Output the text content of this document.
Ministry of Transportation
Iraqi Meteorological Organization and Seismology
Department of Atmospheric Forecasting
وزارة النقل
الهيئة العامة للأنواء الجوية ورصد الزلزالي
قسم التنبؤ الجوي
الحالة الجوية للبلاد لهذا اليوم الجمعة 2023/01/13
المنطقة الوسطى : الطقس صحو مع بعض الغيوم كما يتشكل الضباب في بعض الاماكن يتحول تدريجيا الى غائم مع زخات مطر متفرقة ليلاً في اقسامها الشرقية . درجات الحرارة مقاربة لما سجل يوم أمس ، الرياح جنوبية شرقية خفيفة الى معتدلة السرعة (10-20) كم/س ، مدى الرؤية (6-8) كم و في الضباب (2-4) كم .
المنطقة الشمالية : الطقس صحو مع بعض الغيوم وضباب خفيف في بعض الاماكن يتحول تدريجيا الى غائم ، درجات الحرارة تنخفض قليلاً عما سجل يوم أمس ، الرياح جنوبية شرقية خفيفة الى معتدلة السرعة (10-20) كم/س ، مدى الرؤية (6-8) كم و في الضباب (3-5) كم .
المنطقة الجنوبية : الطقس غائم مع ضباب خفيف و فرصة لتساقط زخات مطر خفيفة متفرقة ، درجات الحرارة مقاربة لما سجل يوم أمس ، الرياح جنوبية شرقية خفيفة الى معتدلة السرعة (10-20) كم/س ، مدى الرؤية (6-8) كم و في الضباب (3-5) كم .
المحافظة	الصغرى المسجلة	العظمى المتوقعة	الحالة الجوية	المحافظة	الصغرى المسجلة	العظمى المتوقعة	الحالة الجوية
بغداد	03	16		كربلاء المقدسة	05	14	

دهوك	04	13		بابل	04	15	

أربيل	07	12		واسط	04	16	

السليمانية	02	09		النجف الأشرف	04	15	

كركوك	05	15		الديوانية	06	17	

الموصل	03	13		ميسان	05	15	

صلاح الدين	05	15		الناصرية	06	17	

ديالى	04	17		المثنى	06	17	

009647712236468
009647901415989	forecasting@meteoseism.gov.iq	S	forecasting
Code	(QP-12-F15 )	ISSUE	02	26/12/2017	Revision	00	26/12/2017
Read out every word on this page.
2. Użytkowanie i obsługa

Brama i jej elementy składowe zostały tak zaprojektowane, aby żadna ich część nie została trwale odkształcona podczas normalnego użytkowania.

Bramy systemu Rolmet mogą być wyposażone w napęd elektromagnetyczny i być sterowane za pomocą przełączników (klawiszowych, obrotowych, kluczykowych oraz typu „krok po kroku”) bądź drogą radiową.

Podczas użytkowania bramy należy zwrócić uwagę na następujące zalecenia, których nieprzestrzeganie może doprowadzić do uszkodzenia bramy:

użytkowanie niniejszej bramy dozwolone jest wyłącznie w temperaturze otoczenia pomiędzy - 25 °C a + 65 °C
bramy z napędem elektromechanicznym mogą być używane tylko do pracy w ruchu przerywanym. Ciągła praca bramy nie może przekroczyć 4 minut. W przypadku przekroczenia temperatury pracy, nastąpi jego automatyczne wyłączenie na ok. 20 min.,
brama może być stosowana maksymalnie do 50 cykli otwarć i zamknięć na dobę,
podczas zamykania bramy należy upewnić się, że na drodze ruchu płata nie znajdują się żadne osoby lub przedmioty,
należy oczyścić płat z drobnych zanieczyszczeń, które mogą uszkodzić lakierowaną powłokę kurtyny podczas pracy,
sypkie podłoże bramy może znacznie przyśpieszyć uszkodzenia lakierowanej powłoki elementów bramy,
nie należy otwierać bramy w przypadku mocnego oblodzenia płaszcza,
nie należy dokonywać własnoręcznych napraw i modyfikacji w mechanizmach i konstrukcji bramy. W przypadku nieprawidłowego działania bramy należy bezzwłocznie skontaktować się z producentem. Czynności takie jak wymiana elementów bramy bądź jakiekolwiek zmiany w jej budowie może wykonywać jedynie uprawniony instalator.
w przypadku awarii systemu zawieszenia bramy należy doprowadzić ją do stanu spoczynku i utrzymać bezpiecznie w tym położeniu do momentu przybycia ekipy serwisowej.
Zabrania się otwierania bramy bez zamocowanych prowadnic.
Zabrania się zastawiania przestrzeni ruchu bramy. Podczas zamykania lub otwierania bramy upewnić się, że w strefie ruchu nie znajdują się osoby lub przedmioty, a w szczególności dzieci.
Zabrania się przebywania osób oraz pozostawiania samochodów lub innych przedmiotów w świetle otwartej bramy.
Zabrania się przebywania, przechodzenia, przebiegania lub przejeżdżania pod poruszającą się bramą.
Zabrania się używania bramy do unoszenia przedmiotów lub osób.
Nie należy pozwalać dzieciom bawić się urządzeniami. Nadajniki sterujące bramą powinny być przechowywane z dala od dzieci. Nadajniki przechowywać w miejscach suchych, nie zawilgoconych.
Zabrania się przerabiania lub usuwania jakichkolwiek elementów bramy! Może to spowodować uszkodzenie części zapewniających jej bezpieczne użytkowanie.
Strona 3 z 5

● ● ●

Copy each line holding the word "this" from the listing above.

Output the text content of this document.
Read out every word on this page.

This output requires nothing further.